Data supplied =

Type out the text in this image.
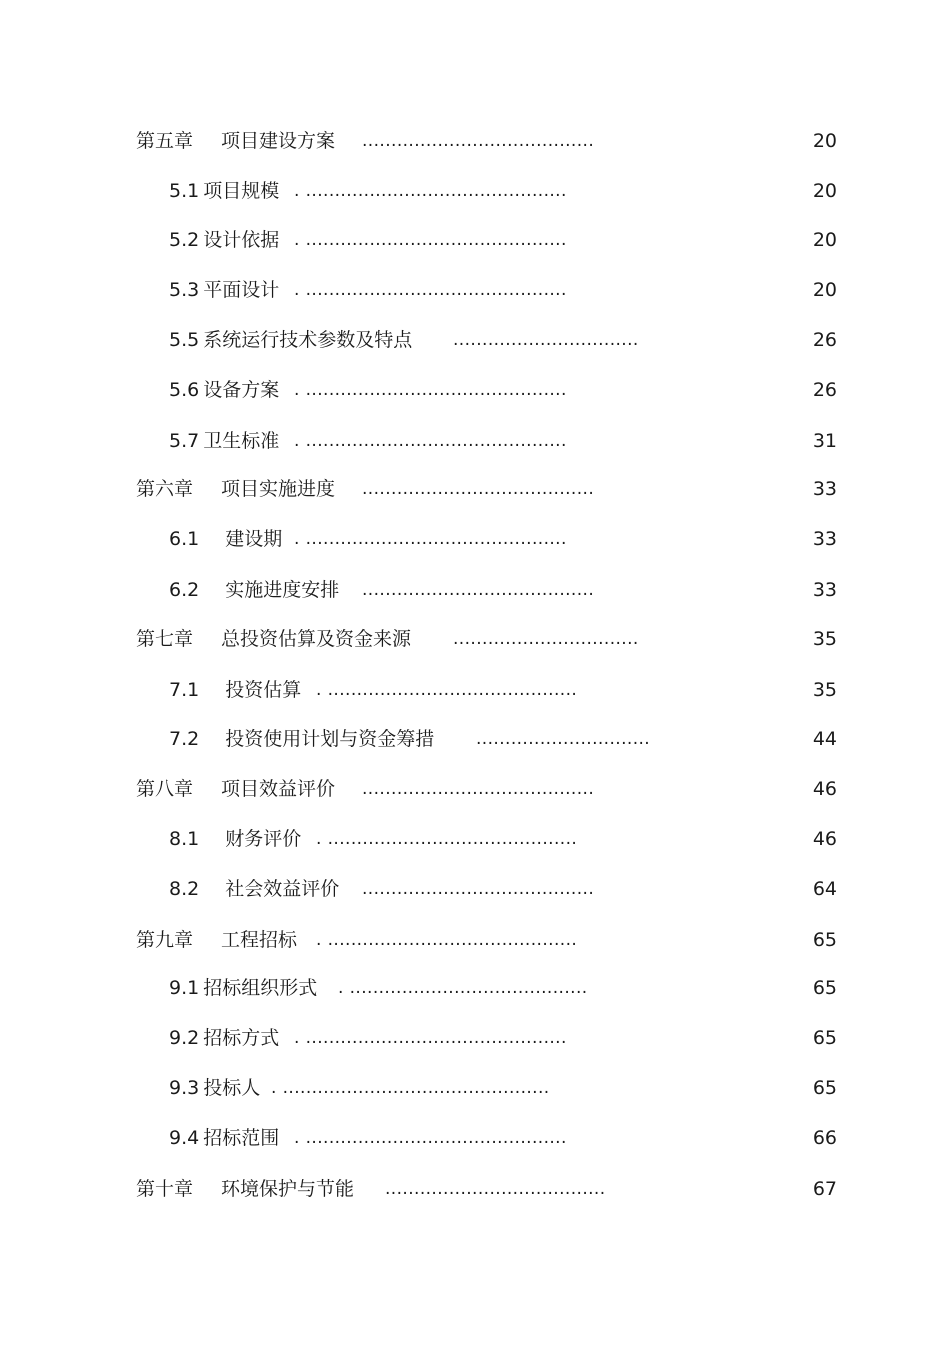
第五章 项目建设方案 ........................................	20
5.1 项目规模 . .............................................	20
5.2 设计依据 . .............................................	20
5.3 平面设计 . .............................................	20
5.5 系统运行技术参数及特点 ................................	26
5.6 设备方案 . .............................................	26
5.7 卫生标准 . .............................................	31
第六章 项目实施进度 ........................................	33
6.1 建设期 . .............................................	33
6.2 实施进度安排 ........................................	33
第七章 总投资估算及资金来源 ................................	35
7.1 投资估算 . ...........................................	35
7.2 投资使用计划与资金筹措 ..............................	44
第八章 项目效益评价 ........................................	46
8.1 财务评价 . ...........................................	46
8.2 社会效益评价 ........................................	64
第九章 工程招标 . ...........................................	65
9.1 招标组织形式 . .........................................	65
9.2 招标方式 . .............................................	65
9.3 投标人 . ..............................................	65
9.4 招标范围 . .............................................	66
第十章 环境保护与节能 ......................................	67
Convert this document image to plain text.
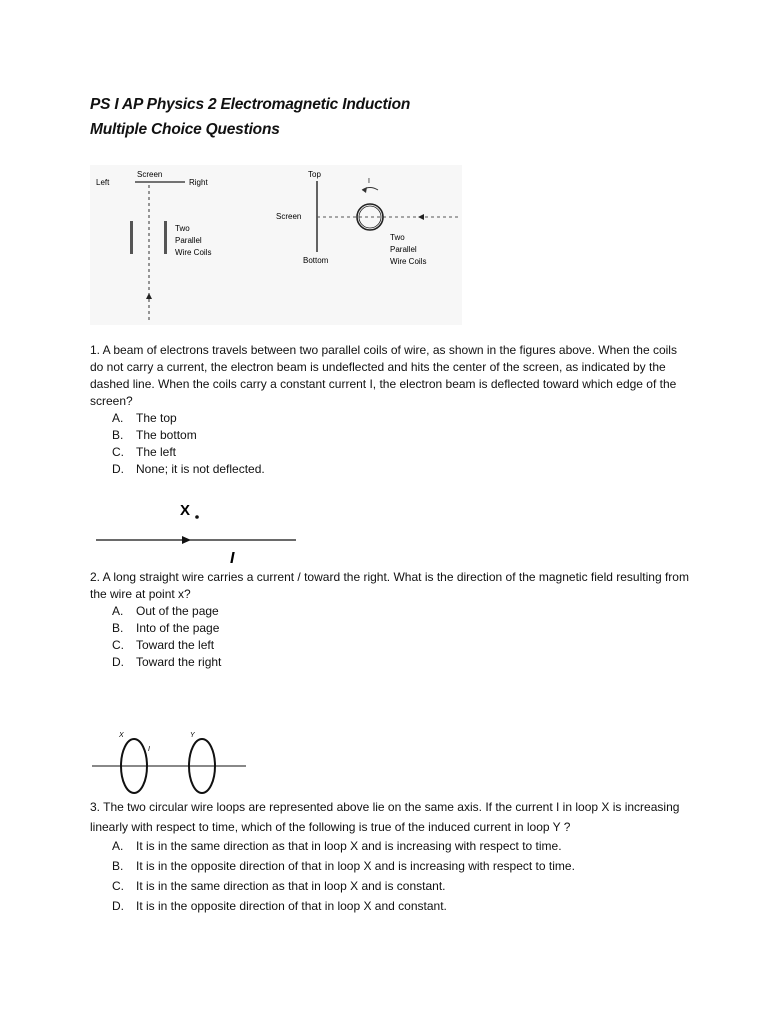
PS I AP Physics 2 Electromagnetic Induction
Multiple Choice Questions
Left
Screen
Right
Two
Parallel
Wire Coils
Top
Screen
Bottom
I
Two
Parallel
Wire Coils

1. A beam of electrons travels between two parallel coils of wire, as shown in the figures above. When the coils do not carry a current, the electron beam is undeflected and hits the center of the screen, as indicated by the dashed line. When the coils carry a constant current I, the electron beam is deflected toward which edge of the screen?

A. The top
B. The bottom
C. The left
D. None; it is not deflected.
X
I

2. A long straight wire carries a current / toward the right. What is the direction of the magnetic field resulting from the wire at point x?

A. Out of the page
B. Into of the page
C. Toward the left
D. Toward the right
X	Y
I

3. The two circular wire loops are represented above lie on the same axis. If the current I in loop X is increasing linearly with respect to time, which of the following is true of the induced current in loop Y ?

A. It is in the same direction as that in loop X and is increasing with respect to time.
B. It is in the opposite direction of that in loop X and is increasing with respect to time.
C. It is in the same direction as that in loop X and is constant.
D. It is in the opposite direction of that in loop X and constant.
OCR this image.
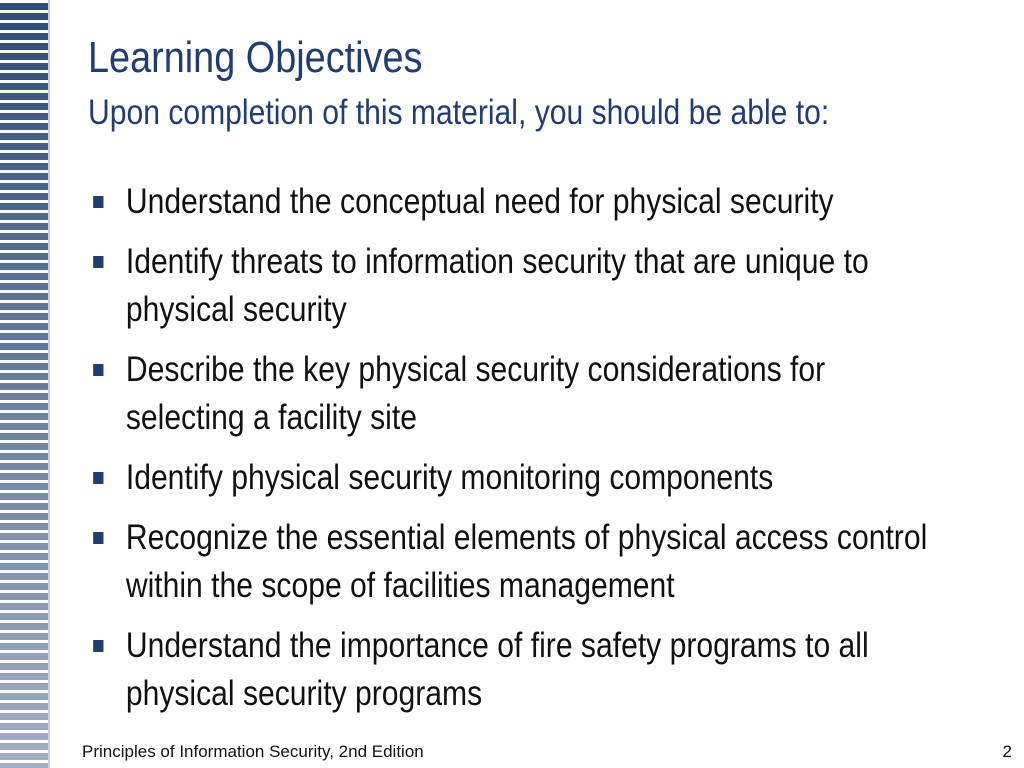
Learning Objectives
Upon completion of this material, you should be able to:
Understand the conceptual need for physical security
Identify threats to information security that are unique to physical security
Describe the key physical security considerations for selecting a facility site
Identify physical security monitoring components
Recognize the essential elements of physical access control within the scope of facilities management
Understand the importance of fire safety programs to all physical security programs
Principles of Information Security, 2nd Edition	2
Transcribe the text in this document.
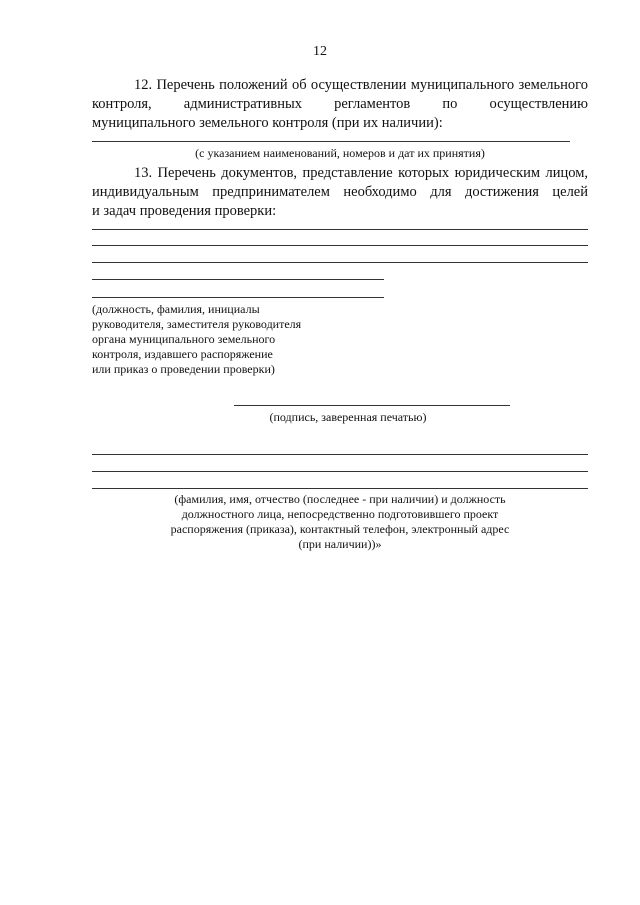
12
12. Перечень положений об осуществлении муниципального земельного
контроля, административных регламентов по осуществлению
муниципального земельного контроля (при их наличии):
(с указанием наименований, номеров и дат их принятия)
13. Перечень документов, представление которых юридическим лицом,
индивидуальным предпринимателем необходимо для достижения целей
и задач проведения проверки:
(должность, фамилия, инициалы
руководителя, заместителя руководителя
органа муниципального земельного
контроля, издавшего распоряжение
или приказ о проведении проверки)
(подпись, заверенная печатью)
(фамилия, имя, отчество (последнее - при наличии) и должность
должностного лица, непосредственно подготовившего проект
распоряжения (приказа), контактный телефон, электронный адрес
(при наличии))»
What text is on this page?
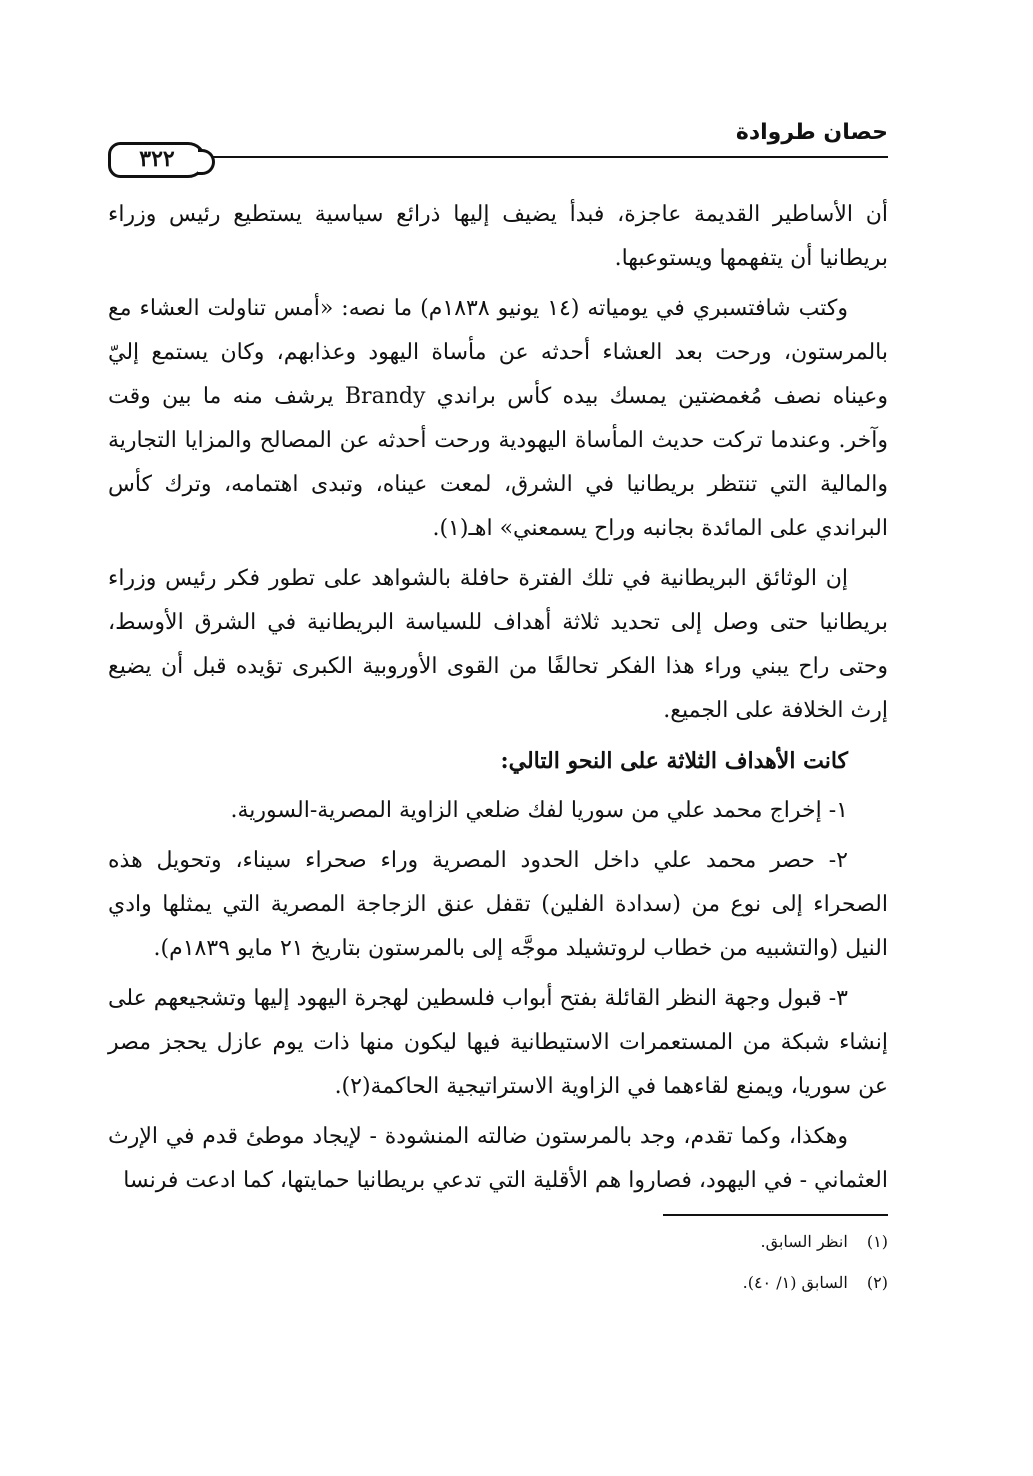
حصان طروادة
٣٢٢

أن الأساطير القديمة عاجزة، فبدأ يضيف إليها ذرائع سياسية يستطيع رئيس وزراء بريطانيا أن يتفهمها ويستوعبها.

وكتب شافتسبري في يومياته (١٤ يونيو ١٨٣٨م) ما نصه: «أمس تناولت العشاء مع بالمرستون، ورحت بعد العشاء أحدثه عن مأساة اليهود وعذابهم، وكان يستمع إليّ وعيناه نصف مُغمضتين يمسك بيده كأس براندي Brandy يرشف منه ما بين وقت وآخر. وعندما تركت حديث المأساة اليهودية ورحت أحدثه عن المصالح والمزايا التجارية والمالية التي تنتظر بريطانيا في الشرق، لمعت عيناه، وتبدى اهتمامه، وترك كأس البراندي على المائدة بجانبه وراح يسمعني» اهـ(١).

إن الوثائق البريطانية في تلك الفترة حافلة بالشواهد على تطور فكر رئيس وزراء بريطانيا حتى وصل إلى تحديد ثلاثة أهداف للسياسة البريطانية في الشرق الأوسط، وحتى راح يبني وراء هذا الفكر تحالفًا من القوى الأوروبية الكبرى تؤيده قبل أن يضيع إرث الخلافة على الجميع.

كانت الأهداف الثلاثة على النحو التالي:

١- إخراج محمد علي من سوريا لفك ضلعي الزاوية المصرية-السورية.

٢- حصر محمد علي داخل الحدود المصرية وراء صحراء سيناء، وتحويل هذه الصحراء إلى نوع من (سدادة الفلين) تقفل عنق الزجاجة المصرية التي يمثلها وادي النيل (والتشبيه من خطاب لروتشيلد موجَّه إلى بالمرستون بتاريخ ٢١ مايو ١٨٣٩م).

٣- قبول وجهة النظر القائلة بفتح أبواب فلسطين لهجرة اليهود إليها وتشجيعهم على إنشاء شبكة من المستعمرات الاستيطانية فيها ليكون منها ذات يوم عازل يحجز مصر عن سوريا، ويمنع لقاءهما في الزاوية الاستراتيجية الحاكمة(٢).

وهكذا، وكما تقدم، وجد بالمرستون ضالته المنشودة - لإيجاد موطئ قدم في الإرث العثماني - في اليهود، فصاروا هم الأقلية التي تدعي بريطانيا حمايتها، كما ادعت فرنسا

(١) انظر السابق.
(٢) السابق (١/ ٤٠).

Direction = Pictures don't belong in the copy. Restate all the entries exactly.

Response =
Type out the text in this image.
第五章 项目建设方案 ........................................	20
5.1 项目规模 . .............................................	20
5.2 设计依据 . .............................................	20
5.3 平面设计 . .............................................	20
5.5 系统运行技术参数及特点 ................................	26
5.6 设备方案 . .............................................	26
5.7 卫生标准 . .............................................	31
第六章 项目实施进度 ........................................	33
6.1 建设期 . .............................................	33
6.2 实施进度安排 ........................................	33
第七章 总投资估算及资金来源 ................................	35
7.1 投资估算 . ...........................................	35
7.2 投资使用计划与资金筹措 ..............................	44
第八章 项目效益评价 ........................................	46
8.1 财务评价 . ...........................................	46
8.2 社会效益评价 ........................................	64
第九章 工程招标 . ...........................................	65
9.1 招标组织形式 . .........................................	65
9.2 招标方式 . .............................................	65
9.3 投标人 . ..............................................	65
9.4 招标范围 . .............................................	66
第十章 环境保护与节能 ......................................	67
Convert this document image to plain text.
PS I AP Physics 2 Electromagnetic Induction
Multiple Choice Questions
Left
Screen
Right
Two
Parallel
Wire Coils
Top
Screen
Bottom
I
Two
Parallel
Wire Coils

1. A beam of electrons travels between two parallel coils of wire, as shown in the figures above. When the coils do not carry a current, the electron beam is undeflected and hits the center of the screen, as indicated by the dashed line. When the coils carry a constant current I, the electron beam is deflected toward which edge of the screen?

A. The top
B. The bottom
C. The left
D. None; it is not deflected.
X
I

2. A long straight wire carries a current / toward the right. What is the direction of the magnetic field resulting from the wire at point x?

A. Out of the page
B. Into of the page
C. Toward the left
D. Toward the right
X	Y
I

3. The two circular wire loops are represented above lie on the same axis. If the current I in loop X is increasing linearly with respect to time, which of the following is true of the induced current in loop Y ?

A. It is in the same direction as that in loop X and is increasing with respect to time.
B. It is in the opposite direction of that in loop X and is increasing with respect to time.
C. It is in the same direction as that in loop X and is constant.
D. It is in the opposite direction of that in loop X and constant.
OCR this image.
Learning Objectives
Upon completion of this material, you should be able to:
Understand the conceptual need for physical security
Identify threats to information security that are unique to physical security
Describe the key physical security considerations for selecting a facility site
Identify physical security monitoring components
Recognize the essential elements of physical access control within the scope of facilities management
Understand the importance of fire safety programs to all physical security programs
Principles of Information Security, 2nd Edition	2
Transcribe the text in this document.
12
12. Перечень положений об осуществлении муниципального земельного
контроля, административных регламентов по осуществлению
муниципального земельного контроля (при их наличии):
(с указанием наименований, номеров и дат их принятия)
13. Перечень документов, представление которых юридическим лицом,
индивидуальным предпринимателем необходимо для достижения целей
и задач проведения проверки:
(должность, фамилия, инициалы
руководителя, заместителя руководителя
органа муниципального земельного
контроля, издавшего распоряжение
или приказ о проведении проверки)
(подпись, заверенная печатью)
(фамилия, имя, отчество (последнее - при наличии) и должность
должностного лица, непосредственно подготовившего проект
распоряжения (приказа), контактный телефон, электронный адрес
(при наличии))»
What text is on this page?
حصان طروادة
٣٢٢

أن الأساطير القديمة عاجزة، فبدأ يضيف إليها ذرائع سياسية يستطيع رئيس وزراء بريطانيا أن يتفهمها ويستوعبها.

وكتب شافتسبري في يومياته (١٤ يونيو ١٨٣٨م) ما نصه: «أمس تناولت العشاء مع بالمرستون، ورحت بعد العشاء أحدثه عن مأساة اليهود وعذابهم، وكان يستمع إليّ وعيناه نصف مُغمضتين يمسك بيده كأس براندي Brandy يرشف منه ما بين وقت وآخر. وعندما تركت حديث المأساة اليهودية ورحت أحدثه عن المصالح والمزايا التجارية والمالية التي تنتظر بريطانيا في الشرق، لمعت عيناه، وتبدى اهتمامه، وترك كأس البراندي على المائدة بجانبه وراح يسمعني» اهـ(١).

إن الوثائق البريطانية في تلك الفترة حافلة بالشواهد على تطور فكر رئيس وزراء بريطانيا حتى وصل إلى تحديد ثلاثة أهداف للسياسة البريطانية في الشرق الأوسط، وحتى راح يبني وراء هذا الفكر تحالفًا من القوى الأوروبية الكبرى تؤيده قبل أن يضيع إرث الخلافة على الجميع.

كانت الأهداف الثلاثة على النحو التالي:

١- إخراج محمد علي من سوريا لفك ضلعي الزاوية المصرية-السورية.

٢- حصر محمد علي داخل الحدود المصرية وراء صحراء سيناء، وتحويل هذه الصحراء إلى نوع من (سدادة الفلين) تقفل عنق الزجاجة المصرية التي يمثلها وادي النيل (والتشبيه من خطاب لروتشيلد موجَّه إلى بالمرستون بتاريخ ٢١ مايو ١٨٣٩م).

٣- قبول وجهة النظر القائلة بفتح أبواب فلسطين لهجرة اليهود إليها وتشجيعهم على إنشاء شبكة من المستعمرات الاستيطانية فيها ليكون منها ذات يوم عازل يحجز مصر عن سوريا، ويمنع لقاءهما في الزاوية الاستراتيجية الحاكمة(٢).

وهكذا، وكما تقدم، وجد بالمرستون ضالته المنشودة - لإيجاد موطئ قدم في الإرث العثماني - في اليهود، فصاروا هم الأقلية التي تدعي بريطانيا حمايتها، كما ادعت فرنسا

(١) انظر السابق.
(٢) السابق (١/ ٤٠).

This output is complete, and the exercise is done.